(Box annotation data)
···
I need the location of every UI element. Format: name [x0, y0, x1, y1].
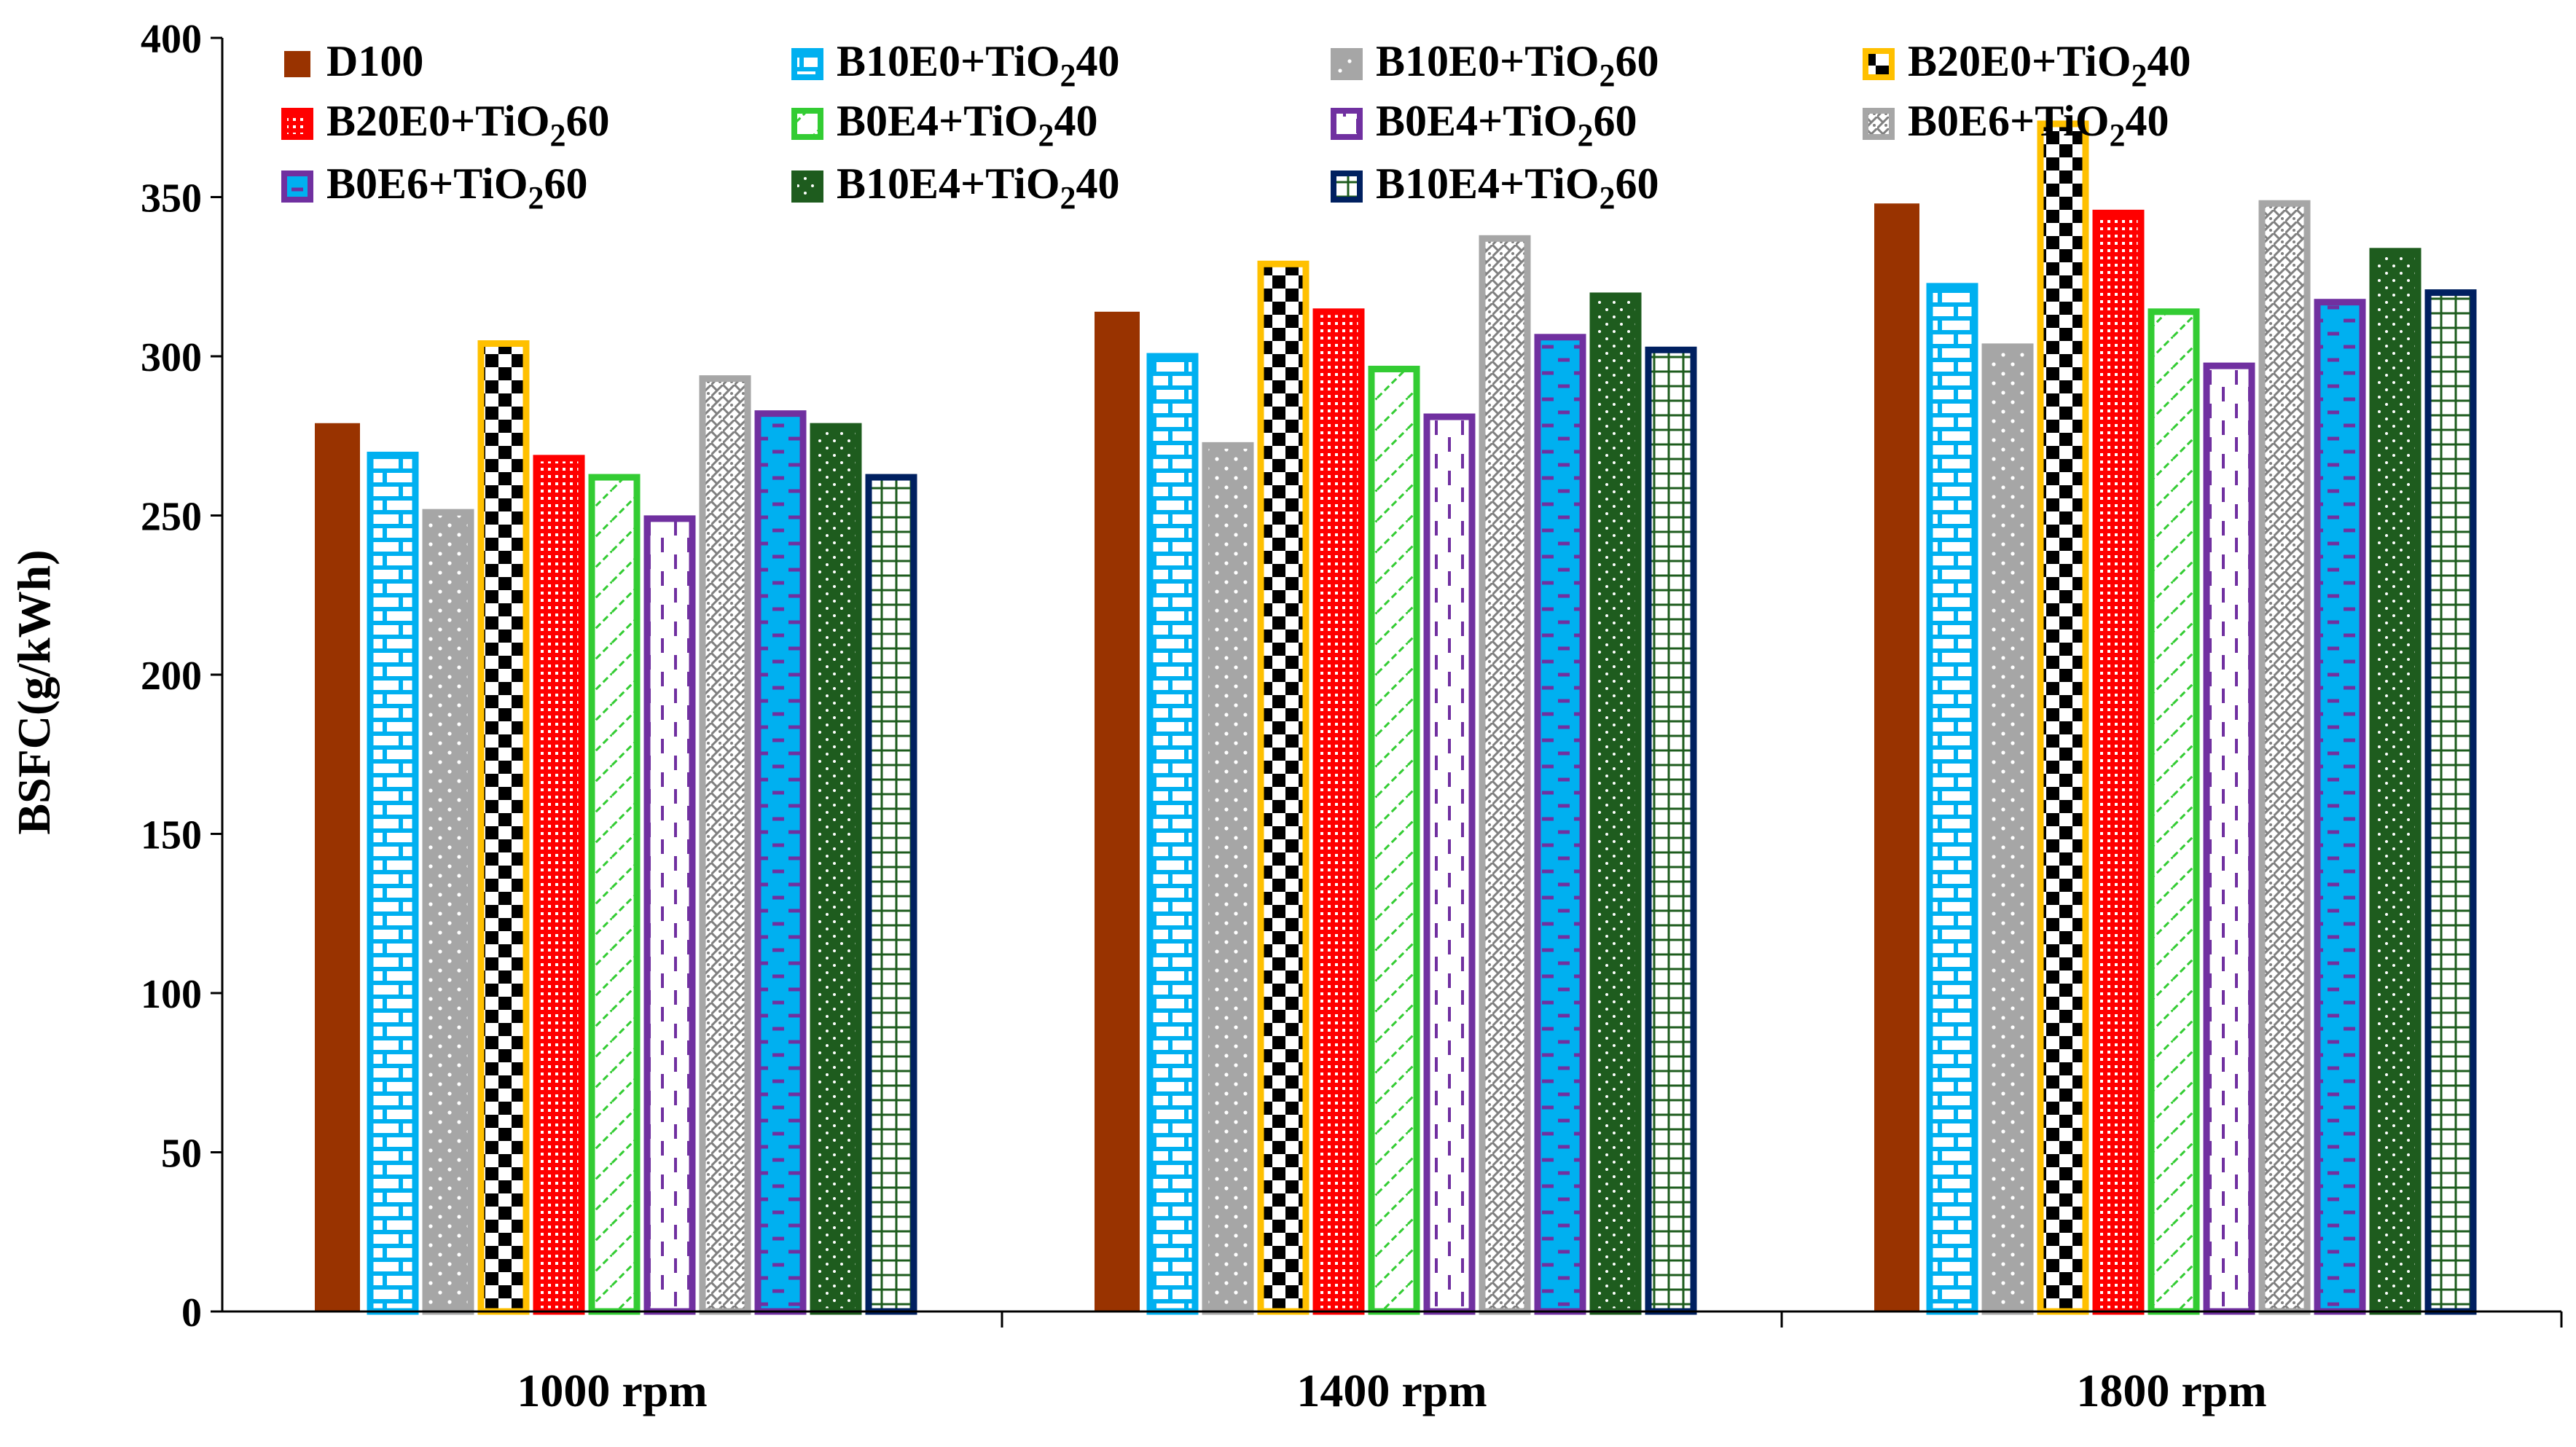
bar-series-11-cat-2: [1645, 346, 1697, 1315]
legend-swatch-2: [791, 48, 823, 80]
bar-series-4-cat-2: [1257, 260, 1309, 1315]
legend-label-2: B10E0+TiO240: [837, 37, 1120, 93]
legend-swatch-6: [791, 108, 823, 140]
legend: D100 B10E0+TiO240 B10E0+TiO260 B20E0+TiO240…: [281, 37, 2191, 216]
bar-series-9-cat-1: [754, 410, 807, 1315]
bar-series-2-cat-2: [1146, 353, 1199, 1315]
bar-series-10-cat-2: [1589, 292, 1642, 1315]
legend-swatch-9: [281, 170, 313, 203]
x-tick-label: 1800 rpm: [2076, 1365, 2266, 1416]
legend-label-3: B10E0+TiO260: [1376, 37, 1659, 93]
legend-label-8: B0E6+TiO240: [1908, 97, 2169, 153]
legend-swatch-10: [791, 170, 823, 203]
bar-series-1-cat-3: [1874, 203, 1919, 1311]
legend-swatch-7: [1331, 108, 1363, 140]
legend-label-5: B20E0+TiO260: [326, 97, 610, 153]
bar-series-8-cat-2: [1479, 235, 1531, 1315]
bars-layer: [315, 120, 2477, 1315]
legend-label-10: B10E4+TiO240: [837, 160, 1120, 216]
bar-series-6-cat-2: [1368, 365, 1420, 1315]
x-tick-label: 1400 rpm: [1296, 1365, 1487, 1416]
legend-label-11: B10E4+TiO260: [1376, 160, 1659, 216]
y-tick-label: 150: [141, 813, 202, 858]
y-tick-label: 300: [141, 335, 202, 380]
y-tick-label: 100: [141, 972, 202, 1017]
bar-series-10-cat-1: [810, 423, 862, 1315]
bar-series-3-cat-1: [422, 509, 474, 1315]
legend-label-7: B0E4+TiO260: [1376, 97, 1637, 153]
y-axis-title: BSFC(g/kWh): [8, 549, 60, 834]
bar-series-6-cat-3: [2148, 308, 2200, 1315]
bar-series-11-cat-1: [865, 474, 917, 1315]
legend-label-4: B20E0+TiO240: [1908, 37, 2191, 93]
legend-swatch-5: [281, 108, 313, 140]
bar-series-4-cat-3: [2037, 120, 2089, 1315]
bar-series-1-cat-2: [1095, 311, 1140, 1311]
bar-series-7-cat-2: [1423, 413, 1476, 1315]
y-tick-label: 400: [141, 17, 202, 62]
y-tick-label: 0: [181, 1290, 202, 1336]
legend-swatch-4: [1863, 48, 1895, 80]
legend-swatch-3: [1331, 48, 1363, 80]
legend-swatch-8: [1863, 108, 1895, 140]
bar-series-9-cat-3: [2314, 299, 2366, 1315]
y-tick-label: 350: [141, 176, 202, 221]
bar-series-8-cat-3: [2258, 200, 2311, 1315]
legend-label-1: D100: [326, 37, 423, 85]
y-tick-label: 250: [141, 495, 202, 540]
bar-series-9-cat-2: [1534, 334, 1586, 1315]
bar-series-1-cat-1: [315, 423, 360, 1311]
bar-series-5-cat-2: [1312, 308, 1365, 1315]
legend-label-6: B0E4+TiO240: [837, 97, 1098, 153]
x-tick-label: 1000 rpm: [517, 1365, 707, 1416]
y-tick-label: 50: [161, 1132, 202, 1177]
legend-label-9: B0E6+TiO260: [326, 160, 588, 216]
bar-series-8-cat-1: [699, 375, 751, 1315]
bar-series-2-cat-3: [1926, 283, 1978, 1315]
bar-series-5-cat-3: [2092, 209, 2145, 1315]
bar-series-3-cat-2: [1202, 442, 1254, 1315]
bar-series-2-cat-1: [367, 451, 419, 1315]
bar-series-6-cat-1: [588, 474, 641, 1315]
axes-layer: 0 50 100 150 200 250 300 350 400 1000 rpm 1400 rpm…: [141, 17, 2563, 1416]
bar-series-7-cat-1: [643, 515, 696, 1315]
bar-series-11-cat-3: [2424, 289, 2477, 1315]
legend-swatch-11: [1331, 170, 1363, 203]
bar-series-7-cat-3: [2203, 362, 2255, 1315]
bar-series-3-cat-3: [1981, 343, 2034, 1315]
bar-series-5-cat-1: [533, 455, 585, 1315]
y-tick-label: 200: [141, 654, 202, 699]
bar-series-10-cat-3: [2369, 248, 2422, 1315]
bar-series-4-cat-1: [477, 340, 530, 1315]
legend-swatch-1: [284, 51, 310, 77]
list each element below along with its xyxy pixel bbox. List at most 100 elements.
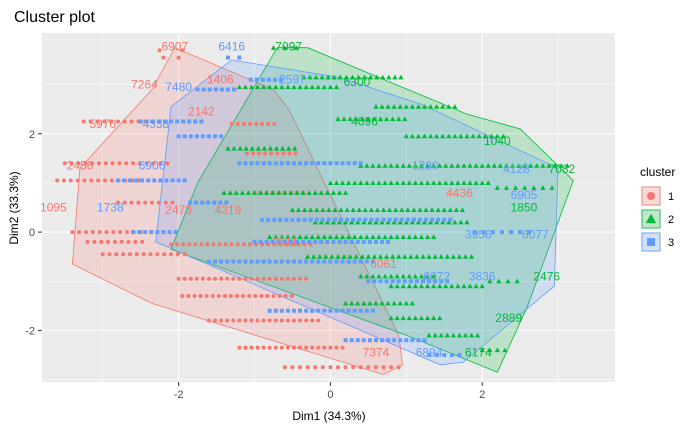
···
Please count the lines in the records above that contain the string "swatch", with case mattering, and give only that number.

11